EXERCISE OBJECTIVE |
Reproduce the economy passage below, beginning at the words "The stock markets" and stopping after "most interest payments.". Switch "skittish" to "nervous".

SELECTED PASSAGE |
====

In this way things might look just fine in the nation's major banking and financial centers even as depression-like conditions dominate out in the far flung expanses of empire. Condo prices can go up; luxury good makers (who hire many middle income people) increase their sales.

I don't know if we've become an economy built to pleasure the rich. Not so sure how well that kind of economy would function. My take on the economy is that it needs to be broad, inclusive, and focused on building wealth not only for the already wealthy but for everyone, in what's called social mobility.

The stock markets are good evidence of how the wealth effect works. By increasing participation in investing, individual investors add a stabilizing force to the market (institutional holders tend to be more skittish.) And the dollars going in to the market get invested, put into work to make more money, rather than sequestered as is the case with most interest payments.

====

ENTRIES SHOWN |
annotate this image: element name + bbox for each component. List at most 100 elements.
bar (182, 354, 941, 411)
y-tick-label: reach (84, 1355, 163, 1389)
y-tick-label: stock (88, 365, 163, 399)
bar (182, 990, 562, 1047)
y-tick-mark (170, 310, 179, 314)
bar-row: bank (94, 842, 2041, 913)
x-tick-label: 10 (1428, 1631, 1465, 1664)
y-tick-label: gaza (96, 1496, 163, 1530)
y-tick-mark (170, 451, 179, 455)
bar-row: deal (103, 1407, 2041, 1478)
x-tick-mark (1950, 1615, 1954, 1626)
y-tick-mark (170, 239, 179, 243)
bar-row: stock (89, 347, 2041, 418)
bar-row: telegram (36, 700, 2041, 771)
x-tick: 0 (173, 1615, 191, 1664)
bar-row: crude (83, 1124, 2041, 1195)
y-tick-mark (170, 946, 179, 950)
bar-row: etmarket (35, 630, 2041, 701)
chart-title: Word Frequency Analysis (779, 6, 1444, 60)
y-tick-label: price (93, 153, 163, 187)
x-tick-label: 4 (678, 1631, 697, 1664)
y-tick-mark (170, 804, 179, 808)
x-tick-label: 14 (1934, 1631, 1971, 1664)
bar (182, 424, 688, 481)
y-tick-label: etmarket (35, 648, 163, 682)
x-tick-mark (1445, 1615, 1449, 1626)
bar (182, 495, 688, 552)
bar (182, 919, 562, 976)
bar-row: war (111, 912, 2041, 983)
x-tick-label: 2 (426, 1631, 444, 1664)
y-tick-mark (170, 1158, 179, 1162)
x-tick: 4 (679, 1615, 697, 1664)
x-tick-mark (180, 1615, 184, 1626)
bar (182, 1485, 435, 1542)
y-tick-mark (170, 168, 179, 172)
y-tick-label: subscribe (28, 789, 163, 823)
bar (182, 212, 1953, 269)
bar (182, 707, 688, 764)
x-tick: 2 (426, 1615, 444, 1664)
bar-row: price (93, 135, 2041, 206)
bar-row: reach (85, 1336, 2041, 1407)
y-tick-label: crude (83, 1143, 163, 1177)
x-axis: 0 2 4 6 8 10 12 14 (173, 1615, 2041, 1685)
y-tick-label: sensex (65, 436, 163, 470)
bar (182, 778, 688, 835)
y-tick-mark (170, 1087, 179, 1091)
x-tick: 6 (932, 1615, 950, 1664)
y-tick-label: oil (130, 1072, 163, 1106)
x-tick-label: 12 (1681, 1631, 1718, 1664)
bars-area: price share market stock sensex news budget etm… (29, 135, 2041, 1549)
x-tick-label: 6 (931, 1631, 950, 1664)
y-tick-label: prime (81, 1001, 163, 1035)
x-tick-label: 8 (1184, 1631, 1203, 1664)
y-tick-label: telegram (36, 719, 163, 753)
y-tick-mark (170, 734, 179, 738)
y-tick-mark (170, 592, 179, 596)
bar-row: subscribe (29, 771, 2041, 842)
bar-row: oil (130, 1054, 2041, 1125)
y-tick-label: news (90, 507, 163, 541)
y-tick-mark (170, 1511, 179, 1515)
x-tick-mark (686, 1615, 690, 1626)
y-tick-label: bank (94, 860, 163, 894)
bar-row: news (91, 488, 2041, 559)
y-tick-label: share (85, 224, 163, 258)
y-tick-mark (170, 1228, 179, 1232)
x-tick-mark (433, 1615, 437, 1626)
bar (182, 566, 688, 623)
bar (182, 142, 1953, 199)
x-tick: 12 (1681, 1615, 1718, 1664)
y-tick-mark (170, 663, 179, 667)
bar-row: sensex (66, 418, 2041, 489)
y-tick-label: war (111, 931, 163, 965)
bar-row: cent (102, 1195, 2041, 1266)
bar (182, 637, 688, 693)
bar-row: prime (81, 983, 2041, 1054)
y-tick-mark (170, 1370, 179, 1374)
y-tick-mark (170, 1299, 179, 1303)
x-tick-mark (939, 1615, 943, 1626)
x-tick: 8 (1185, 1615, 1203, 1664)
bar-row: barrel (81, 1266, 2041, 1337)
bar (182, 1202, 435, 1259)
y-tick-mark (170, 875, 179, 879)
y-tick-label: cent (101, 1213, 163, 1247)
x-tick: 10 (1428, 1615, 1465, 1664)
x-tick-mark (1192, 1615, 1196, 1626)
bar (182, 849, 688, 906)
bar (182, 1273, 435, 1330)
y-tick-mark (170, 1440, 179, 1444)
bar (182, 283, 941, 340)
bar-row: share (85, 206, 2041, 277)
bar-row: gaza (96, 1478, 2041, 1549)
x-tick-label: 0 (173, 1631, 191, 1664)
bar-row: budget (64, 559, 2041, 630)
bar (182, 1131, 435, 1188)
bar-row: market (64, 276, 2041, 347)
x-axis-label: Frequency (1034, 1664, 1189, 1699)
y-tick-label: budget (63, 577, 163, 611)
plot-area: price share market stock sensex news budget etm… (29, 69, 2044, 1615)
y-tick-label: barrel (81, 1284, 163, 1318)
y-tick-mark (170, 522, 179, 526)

====

RESULT |
The stock markets are good evidence of how the wealth effect works. By increasing participation in investing, individual investors add a stabilizing force to the market (institutional holders tend to be more nervous.) And the dollars going in to the market get invested, put into work to make more money, rather than sequestered as is the case with most interest payments.